**Input rows:**
■ ■ ■ ■
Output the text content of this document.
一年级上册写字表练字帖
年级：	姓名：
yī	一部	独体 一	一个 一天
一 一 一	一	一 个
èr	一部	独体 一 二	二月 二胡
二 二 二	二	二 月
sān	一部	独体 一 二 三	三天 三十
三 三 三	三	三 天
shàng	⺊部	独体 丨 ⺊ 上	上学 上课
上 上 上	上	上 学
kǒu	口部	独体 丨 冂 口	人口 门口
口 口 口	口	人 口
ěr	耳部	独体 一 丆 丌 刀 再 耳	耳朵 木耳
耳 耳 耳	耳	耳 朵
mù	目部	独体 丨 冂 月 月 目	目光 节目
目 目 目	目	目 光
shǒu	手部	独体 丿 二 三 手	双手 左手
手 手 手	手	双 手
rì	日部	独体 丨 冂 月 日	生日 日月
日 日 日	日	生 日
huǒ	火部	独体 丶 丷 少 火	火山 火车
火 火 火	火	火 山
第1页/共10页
■ ■ ■ ■
Copy all the entries verbatim.

**Response to this exercise:**
Output the text content of this document.
一年级上册写字表练字帖
年级：	姓名：
yī	一部	独体 一	一个 一天
一 一 一	一	一 个
èr	一部	独体 一 二	二月 二胡
二 二 二	二	二 月
sān	一部	独体 一 二 三	三天 三十
三 三 三	三	三 天
shàng	⺊部	独体 丨 ⺊ 上	上学 上课
上 上 上	上	上 学
kǒu	口部	独体 丨 冂 口	人口 门口
口 口 口	口	人 口
ěr	耳部	独体 一 丆 丌 刀 再 耳	耳朵 木耳
耳 耳 耳	耳	耳 朵
mù	目部	独体 丨 冂 月 月 目	目光 节目
目 目 目	目	目 光
shǒu	手部	独体 丿 二 三 手	双手 左手
手 手 手	手	双 手
rì	日部	独体 丨 冂 月 日	生日 日月
日 日 日	日	生 日
huǒ	火部	独体 丶 丷 少 火	火山 火车
火 火 火	火	火 山
第1页/共10页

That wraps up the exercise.